WORK TO COMPLETE: Output the lines that follow exactly as they are.

Saved entries:
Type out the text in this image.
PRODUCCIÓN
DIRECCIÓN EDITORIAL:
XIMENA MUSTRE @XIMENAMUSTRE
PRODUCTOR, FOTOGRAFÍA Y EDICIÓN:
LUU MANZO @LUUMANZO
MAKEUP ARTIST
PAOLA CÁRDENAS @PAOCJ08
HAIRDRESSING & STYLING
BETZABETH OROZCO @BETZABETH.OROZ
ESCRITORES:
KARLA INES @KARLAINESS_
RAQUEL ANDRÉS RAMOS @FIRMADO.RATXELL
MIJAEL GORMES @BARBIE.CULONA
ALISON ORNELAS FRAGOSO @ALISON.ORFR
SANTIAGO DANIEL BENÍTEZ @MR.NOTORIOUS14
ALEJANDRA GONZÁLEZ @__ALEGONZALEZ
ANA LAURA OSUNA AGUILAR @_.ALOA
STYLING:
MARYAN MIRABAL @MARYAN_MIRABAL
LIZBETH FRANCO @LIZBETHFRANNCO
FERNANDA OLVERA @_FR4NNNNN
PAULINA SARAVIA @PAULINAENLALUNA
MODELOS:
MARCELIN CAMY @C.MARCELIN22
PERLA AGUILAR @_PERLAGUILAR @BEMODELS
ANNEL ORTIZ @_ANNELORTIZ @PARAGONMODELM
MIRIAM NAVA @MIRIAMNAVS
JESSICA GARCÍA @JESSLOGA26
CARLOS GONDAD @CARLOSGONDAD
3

THE RESULT:
Type out the text in this image.
PRODUCCIÓN
DIRECCIÓN EDITORIAL:
XIMENA MUSTRE @XIMENAMUSTRE
PRODUCTOR, FOTOGRAFÍA Y EDICIÓN:
LUU MANZO @LUUMANZO
MAKEUP ARTIST
PAOLA CÁRDENAS @PAOCJ08
HAIRDRESSING & STYLING
BETZABETH OROZCO @BETZABETH.OROZ
ESCRITORES:
KARLA INES @KARLAINESS_
RAQUEL ANDRÉS RAMOS @FIRMADO.RATXELL
MIJAEL GORMES @BARBIE.CULONA
ALISON ORNELAS FRAGOSO @ALISON.ORFR
SANTIAGO DANIEL BENÍTEZ @MR.NOTORIOUS14
ALEJANDRA GONZÁLEZ @__ALEGONZALEZ
ANA LAURA OSUNA AGUILAR @_.ALOA
STYLING:
MARYAN MIRABAL @MARYAN_MIRABAL
LIZBETH FRANCO @LIZBETHFRANNCO
FERNANDA OLVERA @_FR4NNNNN
PAULINA SARAVIA @PAULINAENLALUNA
MODELOS:
MARCELIN CAMY @C.MARCELIN22
PERLA AGUILAR @_PERLAGUILAR @BEMODELS
ANNEL ORTIZ @_ANNELORTIZ @PARAGONMODELM
MIRIAM NAVA @MIRIAMNAVS
JESSICA GARCÍA @JESSLOGA26
CARLOS GONDAD @CARLOSGONDAD
3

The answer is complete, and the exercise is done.